* **WHAT YOU WILL DO**
Take the entries below and print all of them exactly, please.

━━━ INFORMATION SHOWN

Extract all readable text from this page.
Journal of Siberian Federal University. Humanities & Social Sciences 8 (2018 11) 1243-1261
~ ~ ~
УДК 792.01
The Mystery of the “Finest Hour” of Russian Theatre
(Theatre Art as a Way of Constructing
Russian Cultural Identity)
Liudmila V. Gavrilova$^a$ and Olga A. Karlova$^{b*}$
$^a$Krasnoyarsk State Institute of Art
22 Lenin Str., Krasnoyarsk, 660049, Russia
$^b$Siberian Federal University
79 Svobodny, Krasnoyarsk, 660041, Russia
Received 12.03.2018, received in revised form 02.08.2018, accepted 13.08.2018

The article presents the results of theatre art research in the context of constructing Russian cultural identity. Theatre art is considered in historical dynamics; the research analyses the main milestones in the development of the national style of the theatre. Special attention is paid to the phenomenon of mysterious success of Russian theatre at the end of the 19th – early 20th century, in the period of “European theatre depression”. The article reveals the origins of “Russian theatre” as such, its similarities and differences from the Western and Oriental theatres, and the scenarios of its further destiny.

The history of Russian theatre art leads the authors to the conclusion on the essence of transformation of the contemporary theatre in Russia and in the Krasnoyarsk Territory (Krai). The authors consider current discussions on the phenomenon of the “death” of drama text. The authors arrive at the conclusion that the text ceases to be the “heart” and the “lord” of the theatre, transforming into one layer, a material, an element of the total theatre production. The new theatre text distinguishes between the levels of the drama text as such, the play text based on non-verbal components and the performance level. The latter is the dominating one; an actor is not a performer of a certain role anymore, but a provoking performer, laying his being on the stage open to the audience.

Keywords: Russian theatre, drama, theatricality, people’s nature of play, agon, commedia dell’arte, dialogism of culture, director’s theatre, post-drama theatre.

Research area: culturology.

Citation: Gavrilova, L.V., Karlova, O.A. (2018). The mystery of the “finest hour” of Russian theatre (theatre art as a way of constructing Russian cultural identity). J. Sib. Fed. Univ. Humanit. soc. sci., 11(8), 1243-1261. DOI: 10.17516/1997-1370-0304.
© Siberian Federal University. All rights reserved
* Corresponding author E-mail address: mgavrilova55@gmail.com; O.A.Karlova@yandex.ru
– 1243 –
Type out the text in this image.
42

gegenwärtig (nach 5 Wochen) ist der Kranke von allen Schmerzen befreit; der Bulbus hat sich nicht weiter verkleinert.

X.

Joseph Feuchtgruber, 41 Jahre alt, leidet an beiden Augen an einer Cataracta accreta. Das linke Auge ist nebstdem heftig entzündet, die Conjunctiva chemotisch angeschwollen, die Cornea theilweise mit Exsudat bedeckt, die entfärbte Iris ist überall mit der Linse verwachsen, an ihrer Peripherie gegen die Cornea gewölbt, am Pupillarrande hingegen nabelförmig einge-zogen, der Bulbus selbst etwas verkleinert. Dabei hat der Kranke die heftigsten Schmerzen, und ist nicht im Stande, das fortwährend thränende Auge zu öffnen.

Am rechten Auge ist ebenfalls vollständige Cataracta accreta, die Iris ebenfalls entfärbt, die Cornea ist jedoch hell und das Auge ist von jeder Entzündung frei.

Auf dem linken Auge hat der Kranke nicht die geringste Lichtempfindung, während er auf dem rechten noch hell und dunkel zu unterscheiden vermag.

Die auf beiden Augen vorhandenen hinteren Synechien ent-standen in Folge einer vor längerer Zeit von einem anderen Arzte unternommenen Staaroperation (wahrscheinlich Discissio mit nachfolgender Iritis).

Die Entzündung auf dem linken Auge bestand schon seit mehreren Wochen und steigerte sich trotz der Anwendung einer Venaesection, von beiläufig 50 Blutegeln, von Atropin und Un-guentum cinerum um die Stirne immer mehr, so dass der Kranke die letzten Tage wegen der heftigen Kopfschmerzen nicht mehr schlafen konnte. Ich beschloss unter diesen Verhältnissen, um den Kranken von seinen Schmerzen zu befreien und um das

━━━━━━

* **CORRECT RESULT**
Extract all readable text from this page.
Journal of Siberian Federal University. Humanities & Social Sciences 8 (2018 11) 1243-1261
~ ~ ~
УДК 792.01
The Mystery of the “Finest Hour” of Russian Theatre
(Theatre Art as a Way of Constructing
Russian Cultural Identity)
Liudmila V. Gavrilova$^a$ and Olga A. Karlova$^{b*}$
$^a$Krasnoyarsk State Institute of Art
22 Lenin Str., Krasnoyarsk, 660049, Russia
$^b$Siberian Federal University
79 Svobodny, Krasnoyarsk, 660041, Russia
Received 12.03.2018, received in revised form 02.08.2018, accepted 13.08.2018

The article presents the results of theatre art research in the context of constructing Russian cultural identity. Theatre art is considered in historical dynamics; the research analyses the main milestones in the development of the national style of the theatre. Special attention is paid to the phenomenon of mysterious success of Russian theatre at the end of the 19th – early 20th century, in the period of “European theatre depression”. The article reveals the origins of “Russian theatre” as such, its similarities and differences from the Western and Oriental theatres, and the scenarios of its further destiny.

The history of Russian theatre art leads the authors to the conclusion on the essence of transformation of the contemporary theatre in Russia and in the Krasnoyarsk Territory (Krai). The authors consider current discussions on the phenomenon of the “death” of drama text. The authors arrive at the conclusion that the text ceases to be the “heart” and the “lord” of the theatre, transforming into one layer, a material, an element of the total theatre production. The new theatre text distinguishes between the levels of the drama text as such, the play text based on non-verbal components and the performance level. The latter is the dominating one; an actor is not a performer of a certain role anymore, but a provoking performer, laying his being on the stage open to the audience.

Keywords: Russian theatre, drama, theatricality, people’s nature of play, agon, commedia dell’arte, dialogism of culture, director’s theatre, post-drama theatre.

Research area: culturology.

Citation: Gavrilova, L.V., Karlova, O.A. (2018). The mystery of the “finest hour” of Russian theatre (theatre art as a way of constructing Russian cultural identity). J. Sib. Fed. Univ. Humanit. soc. sci., 11(8), 1243-1261. DOI: 10.17516/1997-1370-0304.
© Siberian Federal University. All rights reserved
* Corresponding author E-mail address: mgavrilova55@gmail.com; O.A.Karlova@yandex.ru
– 1243 –
Type out the text in this image.
42

gegenwärtig (nach 5 Wochen) ist der Kranke von allen Schmerzen befreit; der Bulbus hat sich nicht weiter verkleinert.

X.

Joseph Feuchtgruber, 41 Jahre alt, leidet an beiden Augen an einer Cataracta accreta. Das linke Auge ist nebstdem heftig entzündet, die Conjunctiva chemotisch angeschwollen, die Cornea theilweise mit Exsudat bedeckt, die entfärbte Iris ist überall mit der Linse verwachsen, an ihrer Peripherie gegen die Cornea gewölbt, am Pupillarrande hingegen nabelförmig einge-zogen, der Bulbus selbst etwas verkleinert. Dabei hat der Kranke die heftigsten Schmerzen, und ist nicht im Stande, das fortwährend thränende Auge zu öffnen.

Am rechten Auge ist ebenfalls vollständige Cataracta accreta, die Iris ebenfalls entfärbt, die Cornea ist jedoch hell und das Auge ist von jeder Entzündung frei.

Auf dem linken Auge hat der Kranke nicht die geringste Lichtempfindung, während er auf dem rechten noch hell und dunkel zu unterscheiden vermag.

Die auf beiden Augen vorhandenen hinteren Synechien ent-standen in Folge einer vor längerer Zeit von einem anderen Arzte unternommenen Staaroperation (wahrscheinlich Discissio mit nachfolgender Iritis).

Die Entzündung auf dem linken Auge bestand schon seit mehreren Wochen und steigerte sich trotz der Anwendung einer Venaesection, von beiläufig 50 Blutegeln, von Atropin und Un-guentum cinerum um die Stirne immer mehr, so dass der Kranke die letzten Tage wegen der heftigen Kopfschmerzen nicht mehr schlafen konnte. Ich beschloss unter diesen Verhältnissen, um den Kranken von seinen Schmerzen zu befreien und um das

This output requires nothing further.